◆ BRIEF:
Pick out every line with the word "name" and copy it.

(Extracted records)
──────────

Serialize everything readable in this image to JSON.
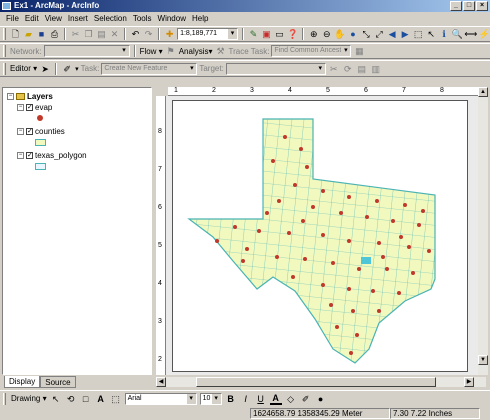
{
  "window": {
    "title": "Ex1 - ArcMap - ArcInfo",
    "btn_min": "_",
    "btn_max": "□",
    "btn_close": "×"
  },
  "menu": [
    "File",
    "Edit",
    "View",
    "Insert",
    "Selection",
    "Tools",
    "Window",
    "Help"
  ],
  "standard_toolbar": {
    "scale": "1:8,189,771"
  },
  "network_toolbar": {
    "network_label": "Network:",
    "flow_label": "Flow ▾",
    "analysis_label": "Analysis▾",
    "trace_task_label": "Trace Task:",
    "trace_task_value": "Find Common Ancesto"
  },
  "editor_toolbar": {
    "editor_label": "Editor ▾",
    "task_label": "Task:",
    "task_value": "Create New Feature",
    "target_label": "Target:"
  },
  "toc": {
    "root": "Layers",
    "layers": [
      {
        "name": "evap",
        "checked": true
      },
      {
        "name": "counties",
        "checked": true
      },
      {
        "name": "texas_polygon",
        "checked": true
      }
    ],
    "tabs": [
      "Display",
      "Source"
    ]
  },
  "ruler_top": [
    "1",
    "2",
    "3",
    "4",
    "5",
    "6",
    "7",
    "8"
  ],
  "ruler_left": [
    "8",
    "7",
    "6",
    "5",
    "4",
    "3",
    "2"
  ],
  "map": {
    "fill_color": "#f2f9bf",
    "line_color": "#4ab3b3",
    "point_color": "#c0392b",
    "lake_color": "#4ec6d8"
  },
  "drawing_toolbar": {
    "drawing_label": "Drawing ▾",
    "font": "Arial",
    "font_size": "10",
    "bold": "B",
    "italic": "I",
    "underline": "U"
  },
  "status_bar": {
    "coordinates": "1624658.79  1358345.29 Meter",
    "page_coords": "7.30  7.22 Inches"
  }
}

──────────

◆ ANSWER TO THE EXERCISE:
        "name": "evap",
        "name": "counties",
        "name": "texas_polygon",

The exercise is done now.